WORK REQUIRED
Where the word "février" occurs in a line, return that line.

MATERIALS PROVIDED

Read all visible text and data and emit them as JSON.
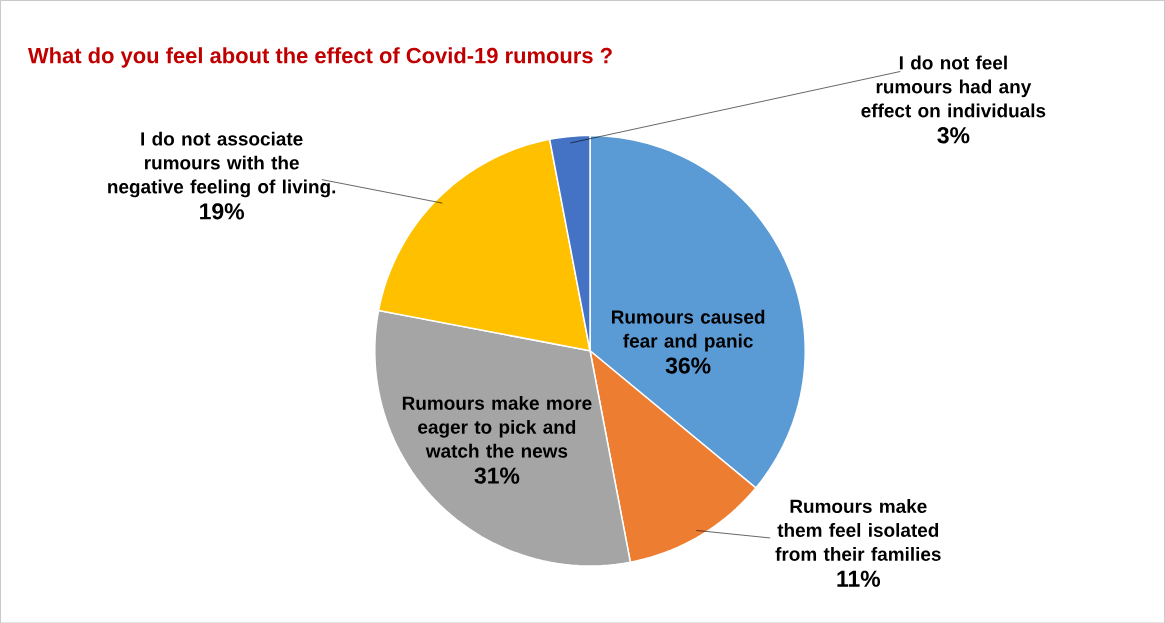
{
  "chart_data": {
    "type": "pie",
    "title": "What do you feel about the effect of Covid-19  rumours ?",
    "categories": [
      "Rumours caused fear and panic",
      "Rumours make them feel isolated from their families",
      "Rumours make more eager to pick and watch the news",
      "I do not associate rumours with the negative feeling of living.",
      "I do not feel rumours had any effect on individuals"
    ],
    "values": [
      36,
      11,
      31,
      19,
      3
    ],
    "value_labels": [
      "36%",
      "11%",
      "31%",
      "19%",
      "3%"
    ],
    "colors": [
      "#5b9bd5",
      "#ed7d31",
      "#a5a5a5",
      "#ffc000",
      "#4472c4"
    ]
  }
}
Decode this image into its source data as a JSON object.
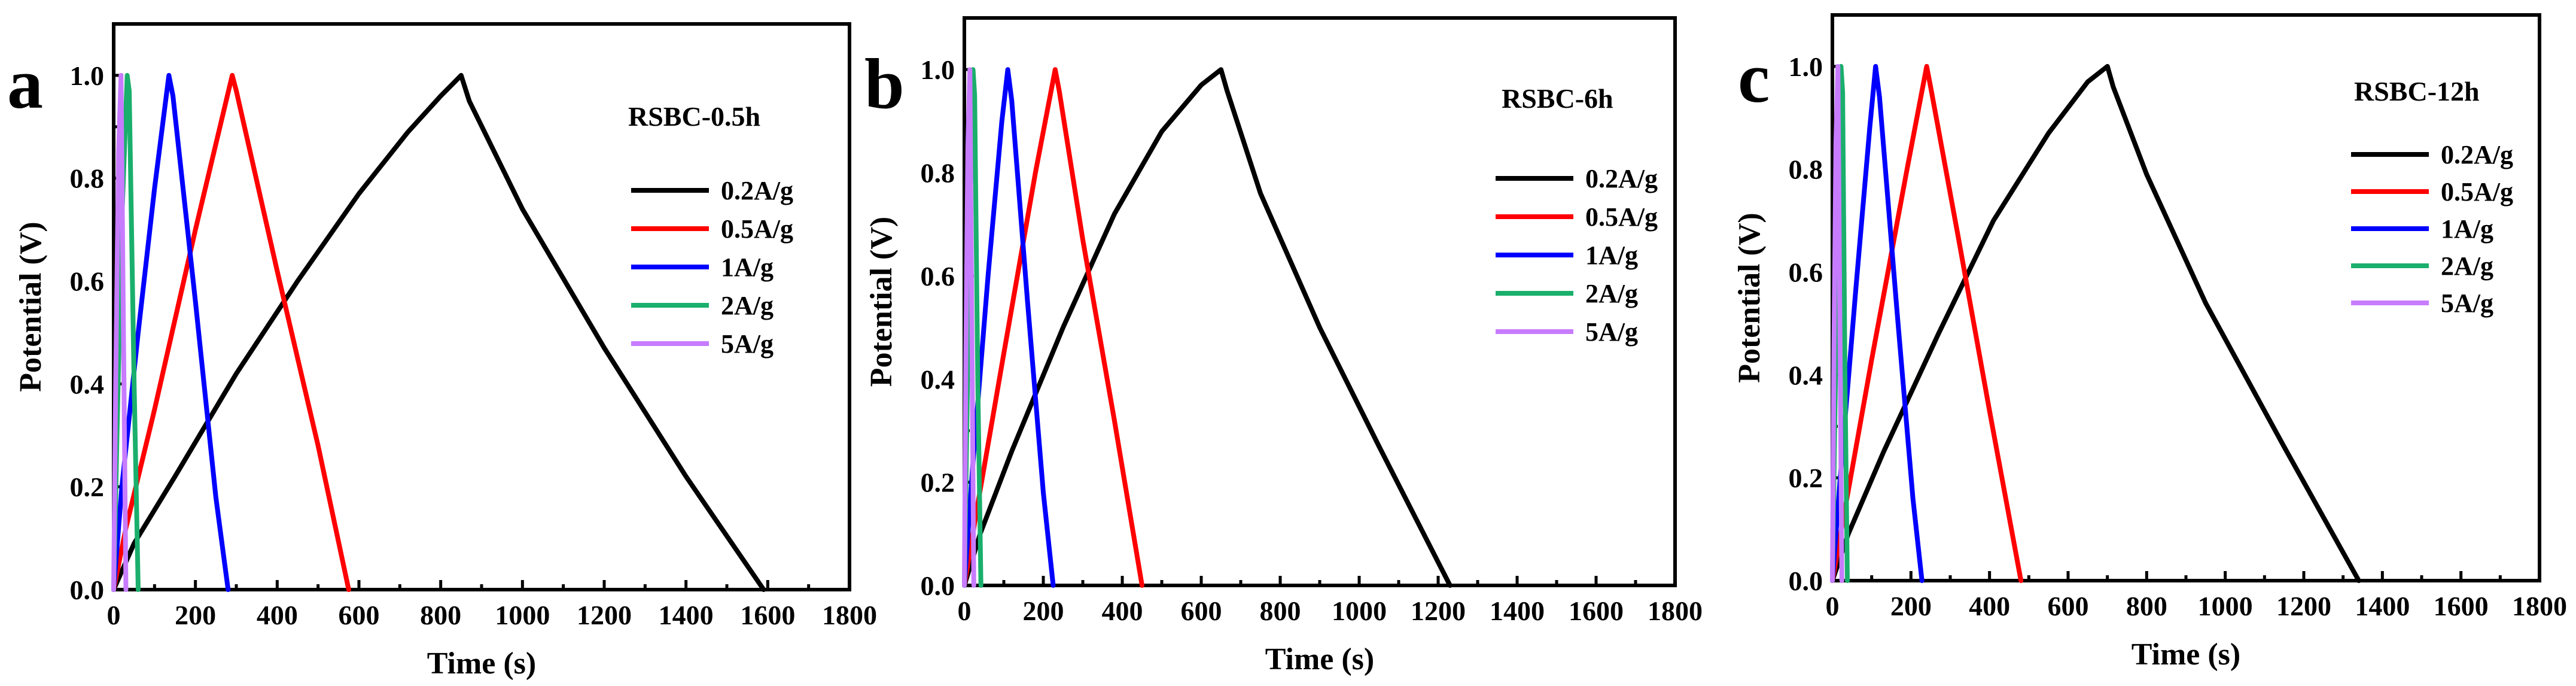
{
  "chart_data": [
    {
      "type": "line",
      "panel_label": "a",
      "sample_label": "RSBC-0.5h",
      "xlabel": "Time (s)",
      "ylabel": "Potential (V)",
      "xlim": [
        0,
        1800
      ],
      "ylim": [
        0,
        1.1
      ],
      "xticks": [
        0,
        200,
        400,
        600,
        800,
        1000,
        1200,
        1400,
        1600,
        1800
      ],
      "yticks": [
        0.0,
        0.2,
        0.4,
        0.6,
        0.8,
        1.0
      ],
      "xtick_labels": [
        "0",
        "200",
        "400",
        "600",
        "800",
        "1000",
        "1200",
        "1400",
        "1600",
        "1800"
      ],
      "ytick_labels": [
        "0.0",
        "0.2",
        "0.4",
        "0.6",
        "0.8",
        "1.0"
      ],
      "legend_position": "right",
      "series": [
        {
          "name": "0.2A/g",
          "color": "#000000",
          "x": [
            0,
            50,
            150,
            300,
            450,
            600,
            720,
            800,
            850,
            870,
            1000,
            1200,
            1400,
            1590
          ],
          "y": [
            0.0,
            0.09,
            0.22,
            0.42,
            0.6,
            0.77,
            0.89,
            0.96,
            1.0,
            0.95,
            0.74,
            0.47,
            0.22,
            0.0
          ]
        },
        {
          "name": "0.5A/g",
          "color": "#ff0000",
          "x": [
            0,
            30,
            100,
            200,
            290,
            300,
            400,
            500,
            575
          ],
          "y": [
            0.0,
            0.12,
            0.35,
            0.7,
            1.0,
            0.97,
            0.62,
            0.28,
            0.0
          ]
        },
        {
          "name": "1A/g",
          "color": "#0000ff",
          "x": [
            0,
            20,
            60,
            100,
            135,
            145,
            200,
            250,
            280
          ],
          "y": [
            0.0,
            0.2,
            0.5,
            0.78,
            1.0,
            0.96,
            0.56,
            0.18,
            0.0
          ]
        },
        {
          "name": "2A/g",
          "color": "#1aaf6c",
          "x": [
            0,
            8,
            20,
            33,
            38,
            50,
            60
          ],
          "y": [
            0.0,
            0.3,
            0.72,
            1.0,
            0.97,
            0.4,
            0.0
          ]
        },
        {
          "name": "5A/g",
          "color": "#c77cff",
          "x": [
            0,
            5,
            12,
            18,
            24,
            30
          ],
          "y": [
            0.0,
            0.4,
            0.85,
            1.0,
            0.5,
            0.0
          ]
        }
      ]
    },
    {
      "type": "line",
      "panel_label": "b",
      "sample_label": "RSBC-6h",
      "xlabel": "Time (s)",
      "ylabel": "Potential (V)",
      "xlim": [
        0,
        1800
      ],
      "ylim": [
        0,
        1.1
      ],
      "xticks": [
        0,
        200,
        400,
        600,
        800,
        1000,
        1200,
        1400,
        1600,
        1800
      ],
      "yticks": [
        0.0,
        0.2,
        0.4,
        0.6,
        0.8,
        1.0
      ],
      "xtick_labels": [
        "0",
        "200",
        "400",
        "600",
        "800",
        "1000",
        "1200",
        "1400",
        "1600",
        "1800"
      ],
      "ytick_labels": [
        "0.0",
        "0.2",
        "0.4",
        "0.6",
        "0.8",
        "1.0"
      ],
      "legend_position": "right",
      "series": [
        {
          "name": "0.2A/g",
          "color": "#000000",
          "x": [
            0,
            40,
            120,
            250,
            380,
            500,
            600,
            650,
            665,
            750,
            900,
            1050,
            1230
          ],
          "y": [
            0.0,
            0.1,
            0.26,
            0.5,
            0.72,
            0.88,
            0.97,
            1.0,
            0.96,
            0.76,
            0.5,
            0.27,
            0.0
          ]
        },
        {
          "name": "0.5A/g",
          "color": "#ff0000",
          "x": [
            0,
            30,
            100,
            180,
            230,
            240,
            300,
            380,
            450
          ],
          "y": [
            0.0,
            0.14,
            0.45,
            0.8,
            1.0,
            0.96,
            0.67,
            0.32,
            0.0
          ]
        },
        {
          "name": "1A/g",
          "color": "#0000ff",
          "x": [
            0,
            20,
            60,
            95,
            110,
            120,
            160,
            200,
            225
          ],
          "y": [
            0.0,
            0.22,
            0.6,
            0.9,
            1.0,
            0.94,
            0.55,
            0.18,
            0.0
          ]
        },
        {
          "name": "2A/g",
          "color": "#1aaf6c",
          "x": [
            0,
            6,
            14,
            22,
            26,
            34,
            42
          ],
          "y": [
            0.0,
            0.3,
            0.7,
            1.0,
            0.95,
            0.4,
            0.0
          ]
        },
        {
          "name": "5A/g",
          "color": "#c77cff",
          "x": [
            0,
            4,
            9,
            14,
            19,
            24
          ],
          "y": [
            0.0,
            0.45,
            0.85,
            1.0,
            0.5,
            0.0
          ]
        }
      ]
    },
    {
      "type": "line",
      "panel_label": "c",
      "sample_label": "RSBC-12h",
      "xlabel": "Time (s)",
      "ylabel": "Potential (V)",
      "xlim": [
        0,
        1800
      ],
      "ylim": [
        0,
        1.1
      ],
      "xticks": [
        0,
        200,
        400,
        600,
        800,
        1000,
        1200,
        1400,
        1600,
        1800
      ],
      "yticks": [
        0.0,
        0.2,
        0.4,
        0.6,
        0.8,
        1.0
      ],
      "xtick_labels": [
        "0",
        "200",
        "400",
        "600",
        "800",
        "1000",
        "1200",
        "1400",
        "1600",
        "1800"
      ],
      "ytick_labels": [
        "0.0",
        "0.2",
        "0.4",
        "0.6",
        "0.8",
        "1.0"
      ],
      "legend_position": "right",
      "series": [
        {
          "name": "0.2A/g",
          "color": "#000000",
          "x": [
            0,
            40,
            130,
            270,
            410,
            550,
            650,
            700,
            715,
            800,
            950,
            1150,
            1340
          ],
          "y": [
            0.0,
            0.09,
            0.25,
            0.48,
            0.7,
            0.87,
            0.97,
            1.0,
            0.96,
            0.79,
            0.54,
            0.26,
            0.0
          ]
        },
        {
          "name": "0.5A/g",
          "color": "#ff0000",
          "x": [
            0,
            30,
            100,
            190,
            240,
            250,
            320,
            400,
            480
          ],
          "y": [
            0.0,
            0.13,
            0.43,
            0.8,
            1.0,
            0.96,
            0.67,
            0.33,
            0.0
          ]
        },
        {
          "name": "1A/g",
          "color": "#0000ff",
          "x": [
            0,
            20,
            60,
            95,
            110,
            120,
            165,
            205,
            228
          ],
          "y": [
            0.0,
            0.2,
            0.57,
            0.88,
            1.0,
            0.94,
            0.52,
            0.16,
            0.0
          ]
        },
        {
          "name": "2A/g",
          "color": "#1aaf6c",
          "x": [
            0,
            6,
            14,
            22,
            26,
            32,
            38
          ],
          "y": [
            0.0,
            0.3,
            0.7,
            1.0,
            0.95,
            0.4,
            0.0
          ]
        },
        {
          "name": "5A/g",
          "color": "#c77cff",
          "x": [
            0,
            4,
            9,
            14,
            19,
            24
          ],
          "y": [
            0.0,
            0.45,
            0.85,
            1.0,
            0.5,
            0.0
          ]
        }
      ]
    }
  ]
}
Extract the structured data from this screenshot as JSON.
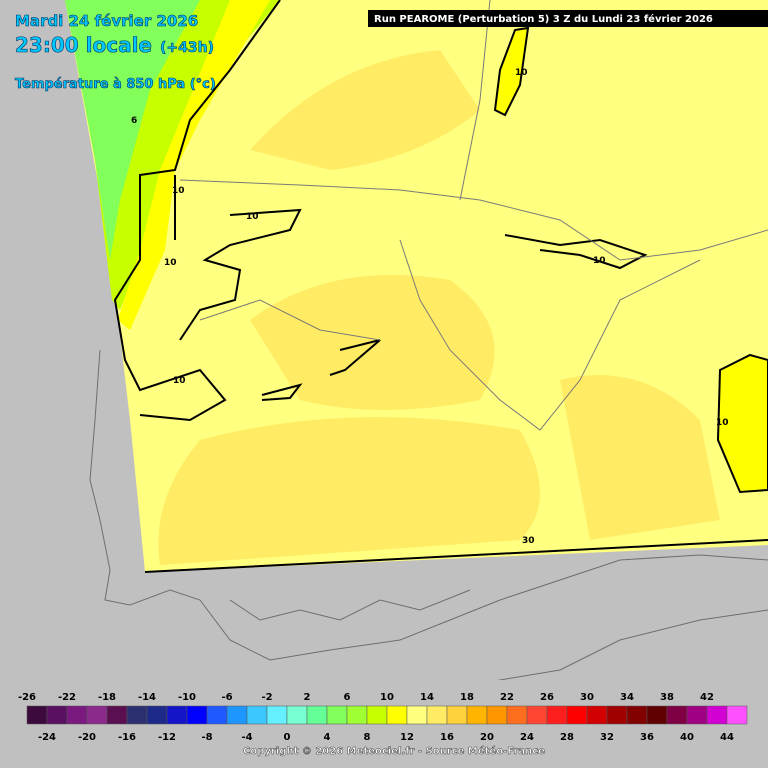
{
  "header": {
    "date": "Mardi 24 février 2026",
    "time": "23:00 locale",
    "lead": "(+43h)",
    "field": "Température à 850 hPa (°c)",
    "run": "Run PEAROME (Perturbation 5) 3 Z du Lundi 23 février 2026"
  },
  "contour_labels": [
    "6",
    "10",
    "10",
    "10",
    "10",
    "10",
    "10",
    "10",
    "30"
  ],
  "legend": {
    "top_labels": [
      -26,
      -22,
      -18,
      -14,
      -10,
      -6,
      -2,
      2,
      6,
      10,
      14,
      18,
      22,
      26,
      30,
      34,
      38,
      42
    ],
    "bottom_labels": [
      -24,
      -20,
      -16,
      -12,
      -8,
      -4,
      0,
      4,
      8,
      12,
      16,
      20,
      24,
      28,
      32,
      36,
      40,
      44
    ],
    "colors": [
      "#3c0a3c",
      "#5a1060",
      "#7a1a80",
      "#8c2a8c",
      "#5a1050",
      "#2c3070",
      "#1e2a8a",
      "#1414c8",
      "#0000ff",
      "#1e5aff",
      "#1e96ff",
      "#3cc8ff",
      "#64f0ff",
      "#78ffd2",
      "#64ff96",
      "#82ff5a",
      "#a0ff32",
      "#c8ff00",
      "#ffff00",
      "#ffff80",
      "#ffec64",
      "#ffd23c",
      "#ffb400",
      "#ff9600",
      "#ff6e1e",
      "#ff4632",
      "#ff1e1e",
      "#ff0000",
      "#d20000",
      "#a00000",
      "#820000",
      "#600000",
      "#800046",
      "#a00082",
      "#d200d2",
      "#ff50ff"
    ],
    "copyright": "Copyright © 2026 Meteociel.fr - Source Météo-France"
  }
}
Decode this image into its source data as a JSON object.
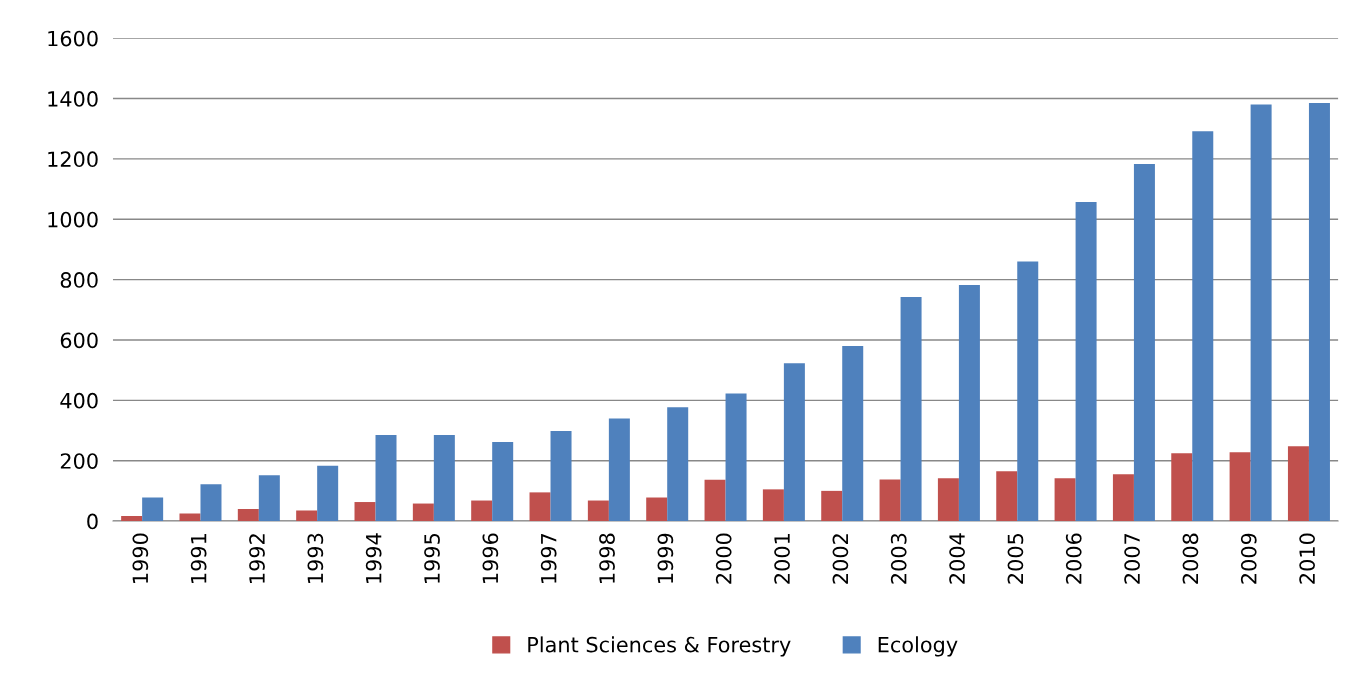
{
  "chart_data": {
    "type": "bar",
    "categories": [
      "1990",
      "1991",
      "1992",
      "1993",
      "1994",
      "1995",
      "1996",
      "1997",
      "1998",
      "1999",
      "2000",
      "2001",
      "2002",
      "2003",
      "2004",
      "2005",
      "2006",
      "2007",
      "2008",
      "2009",
      "2010"
    ],
    "series": [
      {
        "name": "Plant Sciences & Forestry",
        "color": "#c0504d",
        "values": [
          17,
          25,
          40,
          35,
          63,
          58,
          68,
          95,
          68,
          78,
          137,
          105,
          100,
          138,
          142,
          165,
          142,
          155,
          225,
          228,
          248
        ]
      },
      {
        "name": "Ecology",
        "color": "#4f81bd",
        "values": [
          78,
          122,
          152,
          183,
          285,
          285,
          262,
          298,
          340,
          377,
          423,
          523,
          580,
          742,
          782,
          860,
          1057,
          1183,
          1292,
          1380,
          1385
        ]
      }
    ],
    "ylim": [
      0,
      1600
    ],
    "yticks": [
      0,
      200,
      400,
      600,
      800,
      1000,
      1200,
      1400,
      1600
    ],
    "grid": "y",
    "legend": "bottom"
  }
}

FINAL RESULT
    "date": "Mardi 24 février 2026",
    "run": "Run PEAROME (Perturbation 5) 3 Z du Lundi 23 février 2026"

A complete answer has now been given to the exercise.